(What the task requires) Collect all the lines that mention the word "foundation".

(Supplied records)
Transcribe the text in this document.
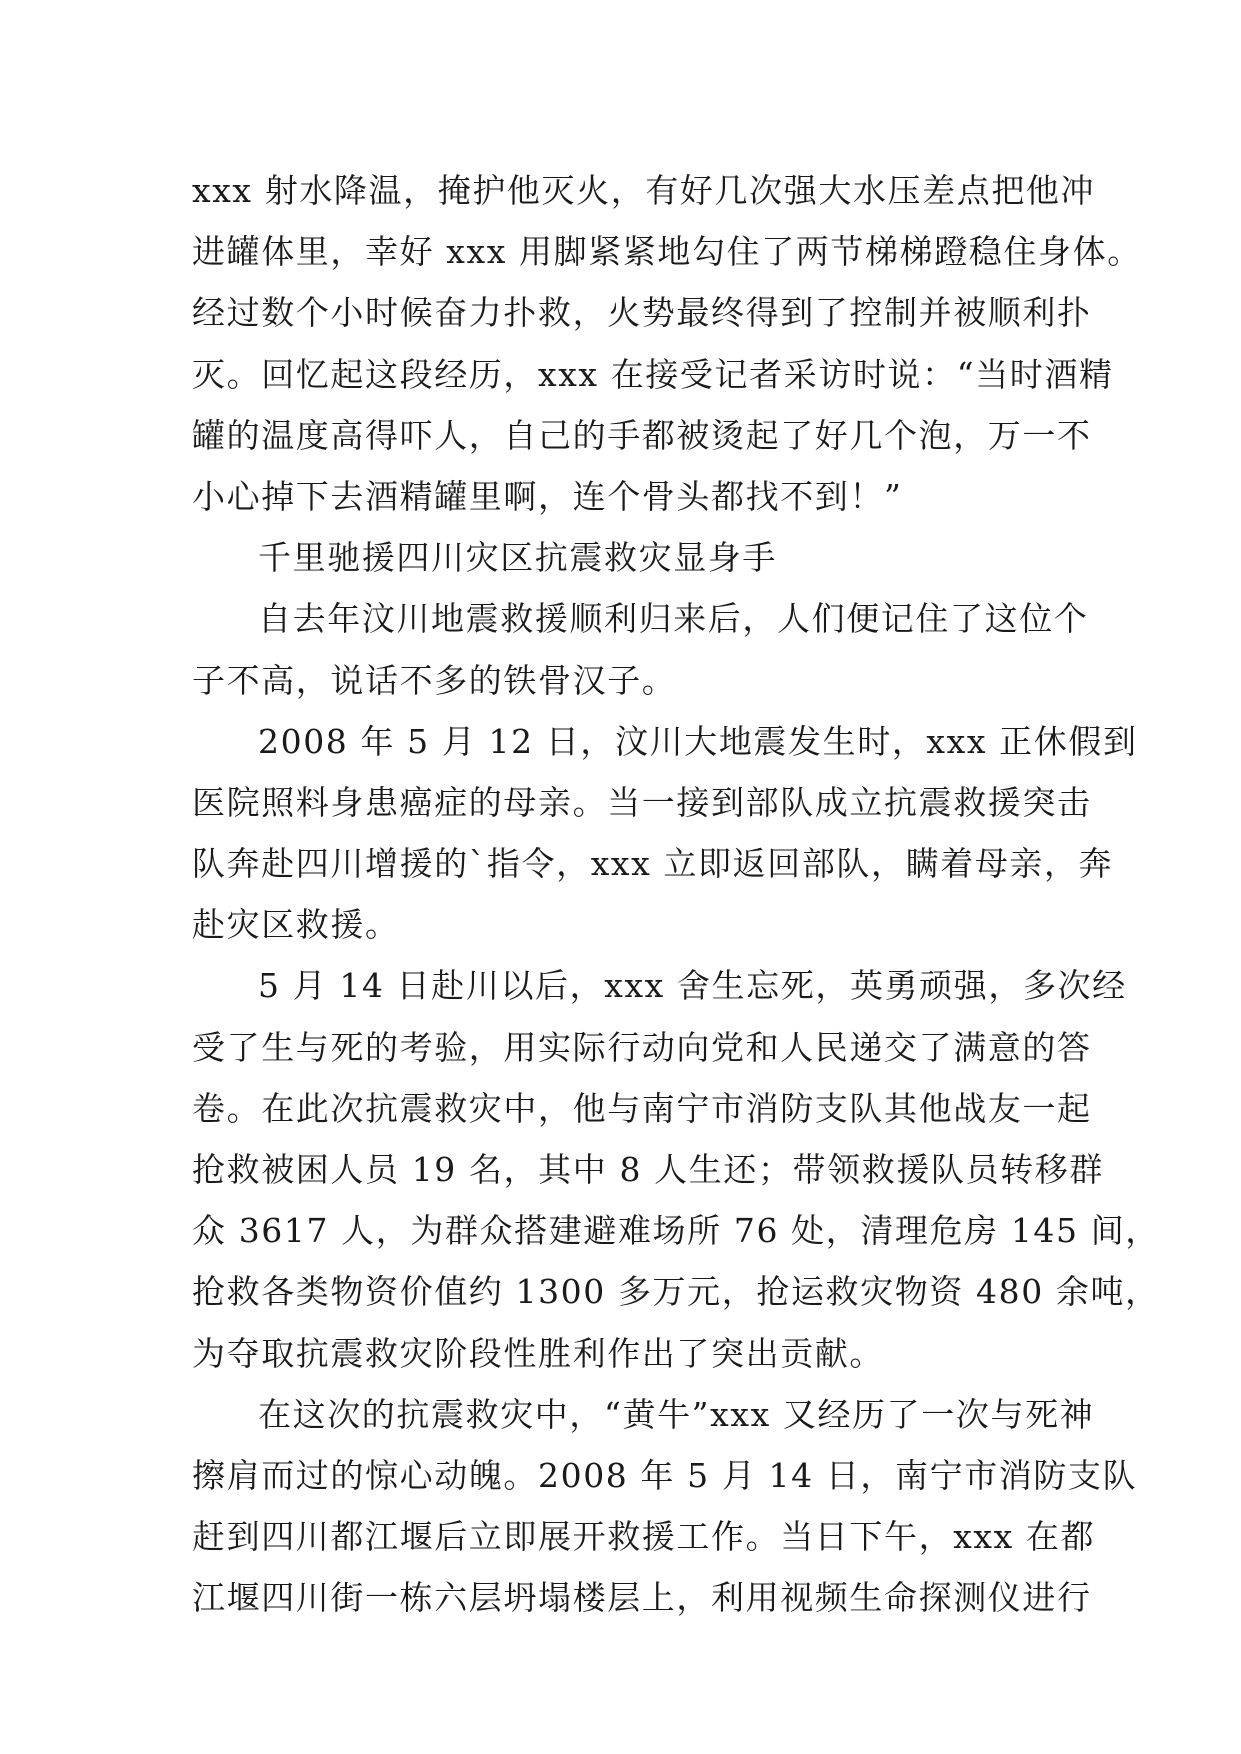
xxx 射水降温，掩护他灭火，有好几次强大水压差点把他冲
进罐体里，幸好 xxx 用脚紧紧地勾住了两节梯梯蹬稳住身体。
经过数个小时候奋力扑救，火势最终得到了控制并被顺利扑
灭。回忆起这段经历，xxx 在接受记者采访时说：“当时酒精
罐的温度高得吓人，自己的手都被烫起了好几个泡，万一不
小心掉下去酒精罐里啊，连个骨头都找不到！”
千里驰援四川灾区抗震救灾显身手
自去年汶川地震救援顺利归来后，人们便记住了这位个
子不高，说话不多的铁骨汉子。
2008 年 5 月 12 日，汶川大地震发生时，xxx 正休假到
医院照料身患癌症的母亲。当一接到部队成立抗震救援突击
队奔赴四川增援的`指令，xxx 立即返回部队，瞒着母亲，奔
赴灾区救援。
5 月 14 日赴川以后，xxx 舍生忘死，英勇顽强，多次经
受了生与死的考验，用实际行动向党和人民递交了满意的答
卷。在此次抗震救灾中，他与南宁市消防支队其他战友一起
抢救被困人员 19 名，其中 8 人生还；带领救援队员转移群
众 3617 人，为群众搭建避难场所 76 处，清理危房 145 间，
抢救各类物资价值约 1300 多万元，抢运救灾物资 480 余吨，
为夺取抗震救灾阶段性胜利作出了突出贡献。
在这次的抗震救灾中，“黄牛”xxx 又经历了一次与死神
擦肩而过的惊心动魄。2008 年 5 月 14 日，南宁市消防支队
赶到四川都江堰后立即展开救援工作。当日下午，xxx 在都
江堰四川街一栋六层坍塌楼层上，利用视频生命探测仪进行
--
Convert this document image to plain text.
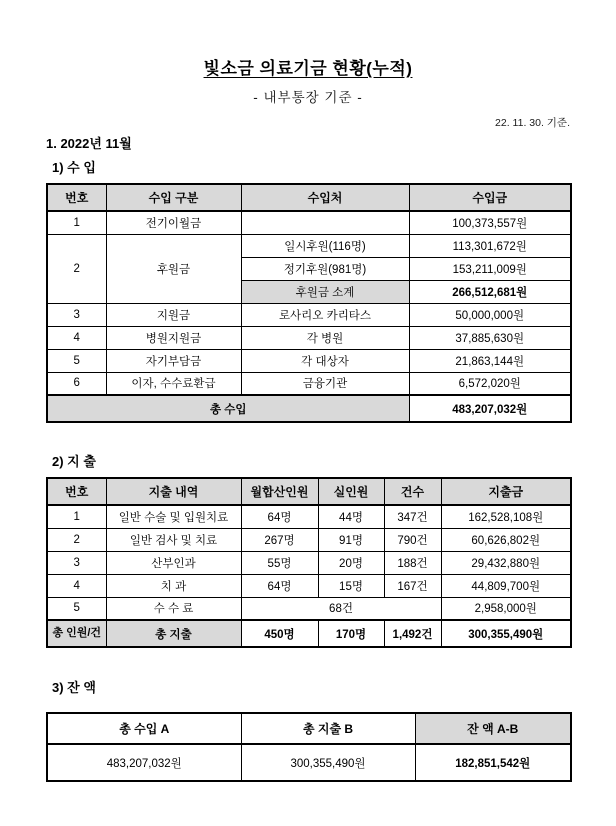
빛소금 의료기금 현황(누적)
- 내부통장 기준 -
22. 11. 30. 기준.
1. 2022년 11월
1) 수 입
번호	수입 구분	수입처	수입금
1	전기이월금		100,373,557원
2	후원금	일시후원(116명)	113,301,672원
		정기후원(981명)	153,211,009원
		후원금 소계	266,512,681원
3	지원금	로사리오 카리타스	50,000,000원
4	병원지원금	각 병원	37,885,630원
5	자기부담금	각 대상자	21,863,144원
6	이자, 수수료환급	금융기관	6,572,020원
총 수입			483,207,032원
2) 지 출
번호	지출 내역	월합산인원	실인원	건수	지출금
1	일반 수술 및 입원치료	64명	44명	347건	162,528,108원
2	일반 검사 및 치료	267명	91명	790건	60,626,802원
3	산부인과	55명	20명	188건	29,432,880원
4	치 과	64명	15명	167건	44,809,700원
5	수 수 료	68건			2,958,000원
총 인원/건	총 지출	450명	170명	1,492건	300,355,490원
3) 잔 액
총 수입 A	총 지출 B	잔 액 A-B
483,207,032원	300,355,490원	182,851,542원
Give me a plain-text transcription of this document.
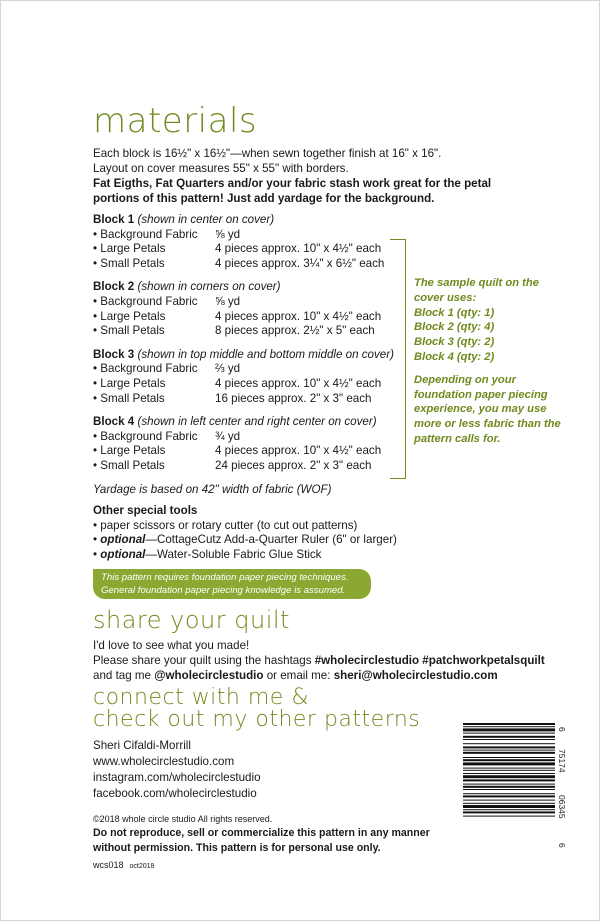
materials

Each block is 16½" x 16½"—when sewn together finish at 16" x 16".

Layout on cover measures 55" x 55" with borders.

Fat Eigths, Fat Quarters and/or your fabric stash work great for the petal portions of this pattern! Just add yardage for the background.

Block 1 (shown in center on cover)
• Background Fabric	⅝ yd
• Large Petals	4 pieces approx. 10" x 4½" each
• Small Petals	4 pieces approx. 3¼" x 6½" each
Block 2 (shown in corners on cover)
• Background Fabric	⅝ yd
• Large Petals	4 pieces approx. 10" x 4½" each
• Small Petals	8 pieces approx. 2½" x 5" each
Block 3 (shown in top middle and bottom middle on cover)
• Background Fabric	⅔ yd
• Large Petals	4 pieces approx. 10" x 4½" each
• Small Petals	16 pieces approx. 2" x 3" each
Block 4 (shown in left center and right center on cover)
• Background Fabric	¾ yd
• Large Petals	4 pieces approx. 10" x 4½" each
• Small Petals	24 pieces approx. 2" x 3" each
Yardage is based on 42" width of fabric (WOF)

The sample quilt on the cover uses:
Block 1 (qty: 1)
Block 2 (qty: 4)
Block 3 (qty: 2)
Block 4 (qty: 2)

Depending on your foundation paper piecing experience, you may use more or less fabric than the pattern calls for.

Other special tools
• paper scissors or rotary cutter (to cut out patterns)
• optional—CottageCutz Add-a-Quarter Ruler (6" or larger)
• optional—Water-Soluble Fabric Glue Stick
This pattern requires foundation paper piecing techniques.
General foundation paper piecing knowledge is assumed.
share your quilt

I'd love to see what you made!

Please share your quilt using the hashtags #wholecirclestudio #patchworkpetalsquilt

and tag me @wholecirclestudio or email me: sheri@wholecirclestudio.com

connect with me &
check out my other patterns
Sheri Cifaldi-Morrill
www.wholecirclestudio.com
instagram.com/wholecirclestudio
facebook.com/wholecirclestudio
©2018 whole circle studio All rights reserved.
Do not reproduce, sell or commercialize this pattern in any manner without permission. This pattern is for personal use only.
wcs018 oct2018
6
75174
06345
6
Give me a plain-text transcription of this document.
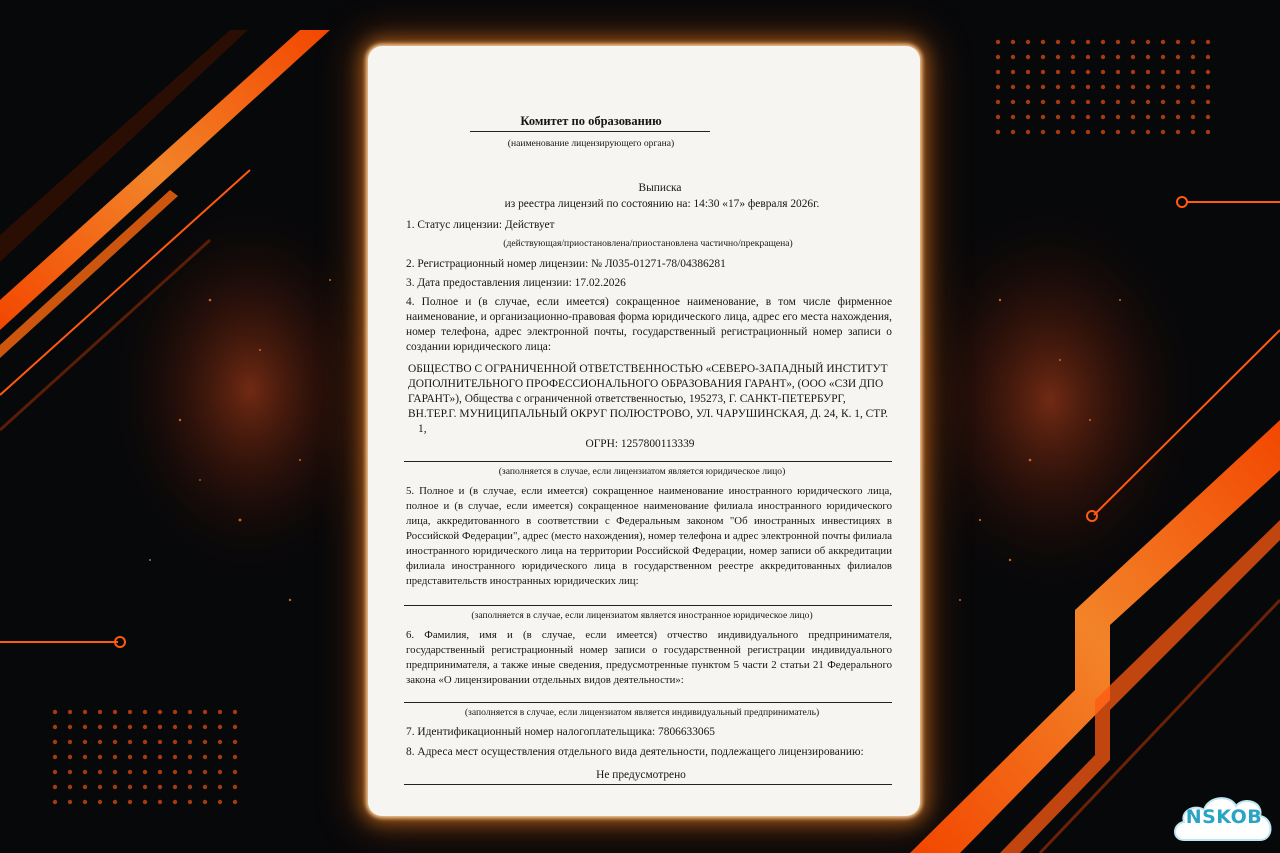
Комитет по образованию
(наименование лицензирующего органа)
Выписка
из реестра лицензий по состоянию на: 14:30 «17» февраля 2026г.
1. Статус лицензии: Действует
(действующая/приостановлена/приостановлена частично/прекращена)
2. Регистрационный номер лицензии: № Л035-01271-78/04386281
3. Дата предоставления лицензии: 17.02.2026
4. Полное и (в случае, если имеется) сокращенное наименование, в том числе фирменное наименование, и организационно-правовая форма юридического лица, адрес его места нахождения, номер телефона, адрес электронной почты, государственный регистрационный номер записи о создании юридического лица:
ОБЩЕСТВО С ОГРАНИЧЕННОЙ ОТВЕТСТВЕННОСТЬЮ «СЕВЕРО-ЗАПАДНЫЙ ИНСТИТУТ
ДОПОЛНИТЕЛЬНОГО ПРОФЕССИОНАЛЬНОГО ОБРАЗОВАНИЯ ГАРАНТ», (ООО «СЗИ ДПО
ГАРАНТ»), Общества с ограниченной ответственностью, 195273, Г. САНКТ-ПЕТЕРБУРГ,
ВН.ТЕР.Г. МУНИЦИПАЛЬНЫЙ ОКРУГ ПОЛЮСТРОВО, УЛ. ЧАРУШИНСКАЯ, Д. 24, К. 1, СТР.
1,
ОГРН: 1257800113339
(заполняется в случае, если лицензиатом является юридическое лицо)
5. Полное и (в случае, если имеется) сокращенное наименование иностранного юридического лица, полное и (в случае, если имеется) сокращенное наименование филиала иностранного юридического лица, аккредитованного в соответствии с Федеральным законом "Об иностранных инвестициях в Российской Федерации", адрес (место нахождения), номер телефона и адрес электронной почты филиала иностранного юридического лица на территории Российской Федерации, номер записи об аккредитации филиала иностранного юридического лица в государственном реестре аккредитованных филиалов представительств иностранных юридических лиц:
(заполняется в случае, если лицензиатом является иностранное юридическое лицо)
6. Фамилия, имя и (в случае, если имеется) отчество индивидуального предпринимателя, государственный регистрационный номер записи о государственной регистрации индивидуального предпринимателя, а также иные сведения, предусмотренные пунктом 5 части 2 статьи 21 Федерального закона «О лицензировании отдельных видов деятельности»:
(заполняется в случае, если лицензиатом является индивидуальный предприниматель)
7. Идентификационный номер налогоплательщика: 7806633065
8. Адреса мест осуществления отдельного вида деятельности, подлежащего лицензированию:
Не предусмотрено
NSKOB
...
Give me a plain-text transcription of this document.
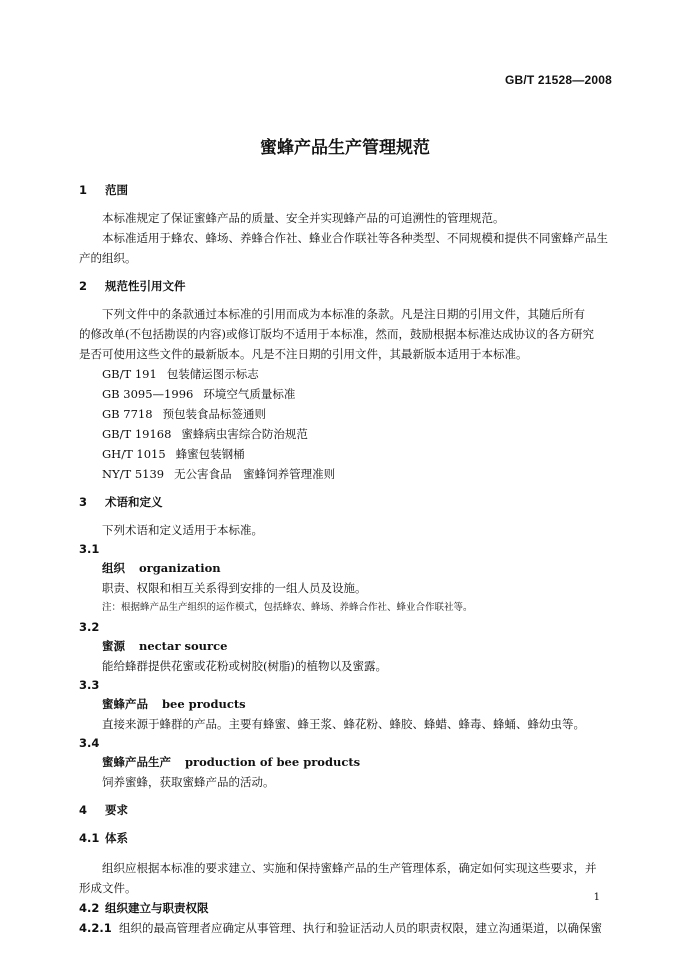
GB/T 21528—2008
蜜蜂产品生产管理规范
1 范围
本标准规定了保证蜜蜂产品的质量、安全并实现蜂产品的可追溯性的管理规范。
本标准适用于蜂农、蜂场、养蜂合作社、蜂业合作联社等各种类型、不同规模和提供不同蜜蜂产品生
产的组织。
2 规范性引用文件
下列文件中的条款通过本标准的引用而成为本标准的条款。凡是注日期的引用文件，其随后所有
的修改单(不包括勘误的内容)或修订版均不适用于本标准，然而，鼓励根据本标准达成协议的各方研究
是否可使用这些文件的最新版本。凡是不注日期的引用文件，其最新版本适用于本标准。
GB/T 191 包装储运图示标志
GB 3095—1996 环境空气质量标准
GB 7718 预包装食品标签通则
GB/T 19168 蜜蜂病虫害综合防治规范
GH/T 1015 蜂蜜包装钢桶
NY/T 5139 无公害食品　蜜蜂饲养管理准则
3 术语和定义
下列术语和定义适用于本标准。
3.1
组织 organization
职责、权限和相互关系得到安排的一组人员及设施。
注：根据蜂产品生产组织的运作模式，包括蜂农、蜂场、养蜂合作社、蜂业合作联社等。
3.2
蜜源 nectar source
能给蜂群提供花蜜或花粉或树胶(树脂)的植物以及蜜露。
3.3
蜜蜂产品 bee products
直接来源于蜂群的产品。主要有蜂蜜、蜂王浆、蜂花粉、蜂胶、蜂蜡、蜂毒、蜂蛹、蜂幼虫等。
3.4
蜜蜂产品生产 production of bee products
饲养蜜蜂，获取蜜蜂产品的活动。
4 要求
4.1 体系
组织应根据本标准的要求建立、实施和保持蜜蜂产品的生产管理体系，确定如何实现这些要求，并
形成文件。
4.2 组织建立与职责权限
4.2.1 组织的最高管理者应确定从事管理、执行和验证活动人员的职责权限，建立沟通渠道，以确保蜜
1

(Result for this exercise)
Depending on your foundation paper piecing experience, you may use more or less fabric than the pattern calls for.
This pattern requires foundation paper piecing techniques.
General foundation paper piecing knowledge is assumed.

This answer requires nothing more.